**Stated goal**
Gather the lines from the material that contain "image".

**Supplied data**

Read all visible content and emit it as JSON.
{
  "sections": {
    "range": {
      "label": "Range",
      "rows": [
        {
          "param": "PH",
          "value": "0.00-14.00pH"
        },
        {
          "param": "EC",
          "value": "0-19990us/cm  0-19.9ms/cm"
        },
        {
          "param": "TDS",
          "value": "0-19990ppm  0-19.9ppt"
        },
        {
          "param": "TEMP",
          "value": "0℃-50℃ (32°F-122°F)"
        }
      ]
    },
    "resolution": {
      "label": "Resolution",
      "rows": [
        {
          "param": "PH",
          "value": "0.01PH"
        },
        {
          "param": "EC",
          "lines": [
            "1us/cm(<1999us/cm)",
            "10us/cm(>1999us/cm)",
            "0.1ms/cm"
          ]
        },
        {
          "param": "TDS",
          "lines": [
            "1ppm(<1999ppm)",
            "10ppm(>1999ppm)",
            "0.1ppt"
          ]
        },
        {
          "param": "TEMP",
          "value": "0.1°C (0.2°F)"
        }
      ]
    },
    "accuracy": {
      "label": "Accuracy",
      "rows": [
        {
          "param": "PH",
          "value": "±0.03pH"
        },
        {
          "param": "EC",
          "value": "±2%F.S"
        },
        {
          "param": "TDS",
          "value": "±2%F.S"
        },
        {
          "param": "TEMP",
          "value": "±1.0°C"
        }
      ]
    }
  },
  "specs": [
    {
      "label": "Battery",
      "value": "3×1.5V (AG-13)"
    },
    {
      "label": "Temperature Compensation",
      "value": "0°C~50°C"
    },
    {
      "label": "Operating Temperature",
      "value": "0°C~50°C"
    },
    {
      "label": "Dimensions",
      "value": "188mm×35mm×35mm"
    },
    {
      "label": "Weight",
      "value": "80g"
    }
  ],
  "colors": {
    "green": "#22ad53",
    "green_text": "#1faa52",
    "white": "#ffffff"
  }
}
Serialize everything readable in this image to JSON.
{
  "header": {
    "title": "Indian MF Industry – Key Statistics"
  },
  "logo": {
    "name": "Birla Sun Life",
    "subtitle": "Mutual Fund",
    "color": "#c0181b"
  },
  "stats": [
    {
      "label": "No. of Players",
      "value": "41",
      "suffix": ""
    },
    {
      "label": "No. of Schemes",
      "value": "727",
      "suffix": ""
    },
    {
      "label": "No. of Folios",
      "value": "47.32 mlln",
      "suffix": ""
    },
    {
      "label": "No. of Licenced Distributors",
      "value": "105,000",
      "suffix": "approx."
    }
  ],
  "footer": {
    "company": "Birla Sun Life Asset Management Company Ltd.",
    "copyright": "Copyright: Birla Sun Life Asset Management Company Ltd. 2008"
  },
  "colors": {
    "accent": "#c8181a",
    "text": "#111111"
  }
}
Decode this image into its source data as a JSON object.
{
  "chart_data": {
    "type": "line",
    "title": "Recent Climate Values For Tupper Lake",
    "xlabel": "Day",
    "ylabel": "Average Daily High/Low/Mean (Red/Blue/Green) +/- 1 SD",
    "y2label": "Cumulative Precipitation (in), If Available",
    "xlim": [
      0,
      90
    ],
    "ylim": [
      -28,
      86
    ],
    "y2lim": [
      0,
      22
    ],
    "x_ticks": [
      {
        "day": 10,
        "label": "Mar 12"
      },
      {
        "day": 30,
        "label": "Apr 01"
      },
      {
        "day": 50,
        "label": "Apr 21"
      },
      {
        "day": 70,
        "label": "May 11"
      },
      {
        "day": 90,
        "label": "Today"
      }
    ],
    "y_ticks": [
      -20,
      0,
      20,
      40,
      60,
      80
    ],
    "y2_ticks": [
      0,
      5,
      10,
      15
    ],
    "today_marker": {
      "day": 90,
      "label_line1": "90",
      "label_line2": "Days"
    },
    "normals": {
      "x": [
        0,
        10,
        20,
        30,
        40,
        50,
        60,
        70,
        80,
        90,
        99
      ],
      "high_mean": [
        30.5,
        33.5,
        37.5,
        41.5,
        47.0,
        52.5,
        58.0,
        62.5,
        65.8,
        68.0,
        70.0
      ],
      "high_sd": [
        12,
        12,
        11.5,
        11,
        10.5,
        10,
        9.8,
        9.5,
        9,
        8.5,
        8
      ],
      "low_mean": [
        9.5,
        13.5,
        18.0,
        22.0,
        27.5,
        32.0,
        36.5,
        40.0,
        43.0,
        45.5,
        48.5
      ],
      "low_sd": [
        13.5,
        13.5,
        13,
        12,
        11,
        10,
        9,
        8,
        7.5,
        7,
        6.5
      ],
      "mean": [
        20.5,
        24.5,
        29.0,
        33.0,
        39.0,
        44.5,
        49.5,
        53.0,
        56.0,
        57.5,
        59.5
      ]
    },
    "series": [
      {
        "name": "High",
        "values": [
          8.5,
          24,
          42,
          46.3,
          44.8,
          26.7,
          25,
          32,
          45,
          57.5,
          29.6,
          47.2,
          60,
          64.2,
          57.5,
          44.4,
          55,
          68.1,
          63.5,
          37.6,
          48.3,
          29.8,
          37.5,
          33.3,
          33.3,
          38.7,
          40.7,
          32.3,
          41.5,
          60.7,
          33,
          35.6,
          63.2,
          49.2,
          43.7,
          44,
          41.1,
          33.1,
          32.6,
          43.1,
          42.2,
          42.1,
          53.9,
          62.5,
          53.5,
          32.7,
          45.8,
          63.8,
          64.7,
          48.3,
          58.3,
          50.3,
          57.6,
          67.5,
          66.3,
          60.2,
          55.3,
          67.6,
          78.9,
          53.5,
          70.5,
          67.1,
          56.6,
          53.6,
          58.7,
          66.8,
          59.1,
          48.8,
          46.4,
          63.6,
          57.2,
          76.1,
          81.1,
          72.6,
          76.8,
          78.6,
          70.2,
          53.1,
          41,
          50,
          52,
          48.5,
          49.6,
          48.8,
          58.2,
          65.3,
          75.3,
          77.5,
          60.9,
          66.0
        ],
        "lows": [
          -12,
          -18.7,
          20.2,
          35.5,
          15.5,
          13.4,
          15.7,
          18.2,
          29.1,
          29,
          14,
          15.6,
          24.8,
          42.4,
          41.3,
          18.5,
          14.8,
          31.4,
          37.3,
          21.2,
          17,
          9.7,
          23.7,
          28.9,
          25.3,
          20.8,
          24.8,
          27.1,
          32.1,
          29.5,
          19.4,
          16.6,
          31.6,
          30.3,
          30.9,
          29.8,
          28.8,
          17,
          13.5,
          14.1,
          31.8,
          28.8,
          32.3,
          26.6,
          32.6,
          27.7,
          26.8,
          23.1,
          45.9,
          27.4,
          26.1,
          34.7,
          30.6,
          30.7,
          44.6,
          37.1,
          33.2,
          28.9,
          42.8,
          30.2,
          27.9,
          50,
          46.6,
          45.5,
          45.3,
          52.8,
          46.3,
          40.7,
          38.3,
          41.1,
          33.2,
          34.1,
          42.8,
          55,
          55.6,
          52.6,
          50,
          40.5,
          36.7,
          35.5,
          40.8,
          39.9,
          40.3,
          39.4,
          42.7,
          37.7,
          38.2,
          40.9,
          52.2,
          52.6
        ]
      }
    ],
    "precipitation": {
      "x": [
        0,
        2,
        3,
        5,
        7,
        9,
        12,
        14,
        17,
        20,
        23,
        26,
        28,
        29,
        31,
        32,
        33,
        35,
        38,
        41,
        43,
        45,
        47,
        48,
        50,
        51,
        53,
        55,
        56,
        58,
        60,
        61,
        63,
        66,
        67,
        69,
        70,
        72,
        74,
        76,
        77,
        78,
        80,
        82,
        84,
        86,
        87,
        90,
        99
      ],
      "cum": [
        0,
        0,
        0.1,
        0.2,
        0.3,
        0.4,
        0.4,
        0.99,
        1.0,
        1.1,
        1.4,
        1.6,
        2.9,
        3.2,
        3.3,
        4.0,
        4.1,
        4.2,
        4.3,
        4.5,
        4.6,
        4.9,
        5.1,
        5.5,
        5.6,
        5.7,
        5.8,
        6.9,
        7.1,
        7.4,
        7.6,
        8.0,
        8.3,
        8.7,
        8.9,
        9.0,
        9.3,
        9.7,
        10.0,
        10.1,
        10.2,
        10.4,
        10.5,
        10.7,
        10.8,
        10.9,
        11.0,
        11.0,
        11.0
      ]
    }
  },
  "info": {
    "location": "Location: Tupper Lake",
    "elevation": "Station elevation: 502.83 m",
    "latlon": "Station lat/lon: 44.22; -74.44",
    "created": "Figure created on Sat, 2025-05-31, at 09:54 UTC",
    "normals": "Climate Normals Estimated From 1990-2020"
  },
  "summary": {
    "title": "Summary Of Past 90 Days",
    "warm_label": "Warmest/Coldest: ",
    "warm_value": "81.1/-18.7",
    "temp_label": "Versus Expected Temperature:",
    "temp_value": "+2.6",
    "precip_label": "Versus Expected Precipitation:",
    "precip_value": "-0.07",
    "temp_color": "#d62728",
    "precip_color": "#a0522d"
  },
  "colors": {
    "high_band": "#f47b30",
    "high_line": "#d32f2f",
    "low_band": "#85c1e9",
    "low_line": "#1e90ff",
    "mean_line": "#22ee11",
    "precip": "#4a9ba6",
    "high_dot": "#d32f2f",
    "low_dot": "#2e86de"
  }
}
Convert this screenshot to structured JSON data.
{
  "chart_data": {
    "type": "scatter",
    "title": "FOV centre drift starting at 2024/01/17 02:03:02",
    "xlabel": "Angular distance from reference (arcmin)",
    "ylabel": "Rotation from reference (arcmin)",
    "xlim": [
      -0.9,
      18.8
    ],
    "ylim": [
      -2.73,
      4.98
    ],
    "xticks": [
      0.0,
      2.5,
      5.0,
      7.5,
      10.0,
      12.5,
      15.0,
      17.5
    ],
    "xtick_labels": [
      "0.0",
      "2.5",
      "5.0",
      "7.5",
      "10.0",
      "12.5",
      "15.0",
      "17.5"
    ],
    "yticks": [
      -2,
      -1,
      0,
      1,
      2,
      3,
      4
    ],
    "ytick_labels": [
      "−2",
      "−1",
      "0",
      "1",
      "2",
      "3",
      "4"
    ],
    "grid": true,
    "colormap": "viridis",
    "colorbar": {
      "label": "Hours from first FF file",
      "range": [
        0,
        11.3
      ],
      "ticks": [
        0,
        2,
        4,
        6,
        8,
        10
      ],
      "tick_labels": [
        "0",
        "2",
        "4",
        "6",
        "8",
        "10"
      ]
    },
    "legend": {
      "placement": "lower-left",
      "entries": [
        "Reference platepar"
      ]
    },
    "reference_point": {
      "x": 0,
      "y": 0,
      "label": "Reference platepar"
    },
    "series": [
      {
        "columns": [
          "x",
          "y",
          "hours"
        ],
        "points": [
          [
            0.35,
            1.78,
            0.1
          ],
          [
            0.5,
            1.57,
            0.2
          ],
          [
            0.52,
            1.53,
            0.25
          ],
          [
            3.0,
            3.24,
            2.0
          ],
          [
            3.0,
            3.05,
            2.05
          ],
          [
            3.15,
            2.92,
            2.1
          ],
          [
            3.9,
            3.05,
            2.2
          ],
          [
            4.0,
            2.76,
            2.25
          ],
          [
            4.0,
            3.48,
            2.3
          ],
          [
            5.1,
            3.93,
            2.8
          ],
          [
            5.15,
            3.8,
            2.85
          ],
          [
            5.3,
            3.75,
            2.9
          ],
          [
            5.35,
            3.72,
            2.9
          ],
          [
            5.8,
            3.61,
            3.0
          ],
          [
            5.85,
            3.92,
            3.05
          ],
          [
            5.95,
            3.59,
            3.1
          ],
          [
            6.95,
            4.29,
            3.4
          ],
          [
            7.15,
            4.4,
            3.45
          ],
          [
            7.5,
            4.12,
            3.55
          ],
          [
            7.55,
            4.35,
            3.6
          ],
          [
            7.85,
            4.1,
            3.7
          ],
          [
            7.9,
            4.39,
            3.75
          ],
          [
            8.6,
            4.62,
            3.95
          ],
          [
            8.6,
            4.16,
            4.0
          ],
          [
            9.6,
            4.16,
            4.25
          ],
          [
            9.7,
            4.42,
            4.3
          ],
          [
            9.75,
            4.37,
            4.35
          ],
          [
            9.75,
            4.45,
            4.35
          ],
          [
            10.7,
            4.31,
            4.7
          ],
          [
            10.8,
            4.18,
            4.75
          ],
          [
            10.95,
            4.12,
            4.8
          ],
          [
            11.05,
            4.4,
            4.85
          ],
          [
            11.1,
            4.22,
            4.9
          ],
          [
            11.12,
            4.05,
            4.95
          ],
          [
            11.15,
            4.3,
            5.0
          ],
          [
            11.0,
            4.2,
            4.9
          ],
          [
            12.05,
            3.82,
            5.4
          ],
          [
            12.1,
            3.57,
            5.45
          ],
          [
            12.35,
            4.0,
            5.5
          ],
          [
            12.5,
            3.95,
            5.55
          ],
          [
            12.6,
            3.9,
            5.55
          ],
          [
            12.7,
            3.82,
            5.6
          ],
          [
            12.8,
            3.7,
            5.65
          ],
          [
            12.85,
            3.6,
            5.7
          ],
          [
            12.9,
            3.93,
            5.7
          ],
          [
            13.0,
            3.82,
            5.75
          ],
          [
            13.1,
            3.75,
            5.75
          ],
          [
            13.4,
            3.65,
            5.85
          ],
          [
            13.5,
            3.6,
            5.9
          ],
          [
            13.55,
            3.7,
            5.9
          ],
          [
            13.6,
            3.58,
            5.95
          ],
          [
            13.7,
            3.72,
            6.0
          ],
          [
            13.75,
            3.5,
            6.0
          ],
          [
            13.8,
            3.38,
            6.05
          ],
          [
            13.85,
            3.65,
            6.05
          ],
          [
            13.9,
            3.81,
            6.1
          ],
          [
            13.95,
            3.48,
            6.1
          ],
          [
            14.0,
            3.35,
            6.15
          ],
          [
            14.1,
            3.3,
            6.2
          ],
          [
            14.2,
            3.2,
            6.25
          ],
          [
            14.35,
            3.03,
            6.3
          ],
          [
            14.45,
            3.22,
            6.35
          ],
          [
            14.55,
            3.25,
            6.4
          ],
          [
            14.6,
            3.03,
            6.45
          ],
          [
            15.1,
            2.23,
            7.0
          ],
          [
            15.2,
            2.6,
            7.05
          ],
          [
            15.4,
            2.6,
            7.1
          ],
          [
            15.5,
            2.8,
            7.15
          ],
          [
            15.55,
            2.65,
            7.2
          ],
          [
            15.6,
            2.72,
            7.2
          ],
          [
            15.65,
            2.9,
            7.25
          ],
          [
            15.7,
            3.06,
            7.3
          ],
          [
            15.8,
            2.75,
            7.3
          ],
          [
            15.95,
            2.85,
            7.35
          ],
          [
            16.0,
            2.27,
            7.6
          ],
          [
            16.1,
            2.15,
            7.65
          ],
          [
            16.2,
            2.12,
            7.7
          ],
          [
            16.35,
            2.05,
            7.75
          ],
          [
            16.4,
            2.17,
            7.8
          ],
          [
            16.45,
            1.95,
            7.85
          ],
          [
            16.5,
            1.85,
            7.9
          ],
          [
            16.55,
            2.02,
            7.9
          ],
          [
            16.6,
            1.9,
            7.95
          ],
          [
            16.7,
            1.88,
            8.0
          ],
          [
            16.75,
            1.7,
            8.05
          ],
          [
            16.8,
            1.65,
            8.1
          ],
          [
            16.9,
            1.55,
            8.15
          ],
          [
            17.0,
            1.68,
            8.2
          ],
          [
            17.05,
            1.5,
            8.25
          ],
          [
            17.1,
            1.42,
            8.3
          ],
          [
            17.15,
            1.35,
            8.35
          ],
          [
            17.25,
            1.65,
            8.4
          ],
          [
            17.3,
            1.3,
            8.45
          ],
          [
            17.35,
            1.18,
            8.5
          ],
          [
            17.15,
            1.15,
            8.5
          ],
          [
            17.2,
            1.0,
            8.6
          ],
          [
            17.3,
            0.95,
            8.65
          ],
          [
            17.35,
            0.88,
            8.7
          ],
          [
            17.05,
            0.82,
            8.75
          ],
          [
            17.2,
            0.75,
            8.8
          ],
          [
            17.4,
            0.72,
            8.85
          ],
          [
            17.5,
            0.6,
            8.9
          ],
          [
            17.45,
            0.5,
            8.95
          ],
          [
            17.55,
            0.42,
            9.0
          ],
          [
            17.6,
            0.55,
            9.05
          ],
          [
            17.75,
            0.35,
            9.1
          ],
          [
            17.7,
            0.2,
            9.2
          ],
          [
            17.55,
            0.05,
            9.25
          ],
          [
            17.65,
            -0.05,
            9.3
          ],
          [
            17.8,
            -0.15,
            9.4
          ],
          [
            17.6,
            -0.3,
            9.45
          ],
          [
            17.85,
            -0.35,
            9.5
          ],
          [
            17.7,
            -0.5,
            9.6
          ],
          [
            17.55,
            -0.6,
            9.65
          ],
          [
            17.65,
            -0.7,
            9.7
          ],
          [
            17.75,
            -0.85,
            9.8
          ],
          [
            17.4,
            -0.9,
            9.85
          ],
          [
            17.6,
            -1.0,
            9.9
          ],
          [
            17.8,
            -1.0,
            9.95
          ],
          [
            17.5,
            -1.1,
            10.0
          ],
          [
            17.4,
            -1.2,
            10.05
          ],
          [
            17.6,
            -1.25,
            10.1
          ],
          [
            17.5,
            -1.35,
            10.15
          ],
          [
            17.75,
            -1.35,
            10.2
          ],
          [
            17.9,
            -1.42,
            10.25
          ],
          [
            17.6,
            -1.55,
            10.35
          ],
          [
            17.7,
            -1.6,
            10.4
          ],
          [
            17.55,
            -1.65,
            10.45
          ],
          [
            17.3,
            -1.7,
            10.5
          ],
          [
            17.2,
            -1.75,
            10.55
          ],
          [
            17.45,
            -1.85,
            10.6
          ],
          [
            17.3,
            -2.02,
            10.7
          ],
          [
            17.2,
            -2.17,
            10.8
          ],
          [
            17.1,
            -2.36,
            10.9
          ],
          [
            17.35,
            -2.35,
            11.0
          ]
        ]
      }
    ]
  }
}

**Full output**
Serialize everything readable in this image to JSON.
Decode this image into its source data as a JSON object.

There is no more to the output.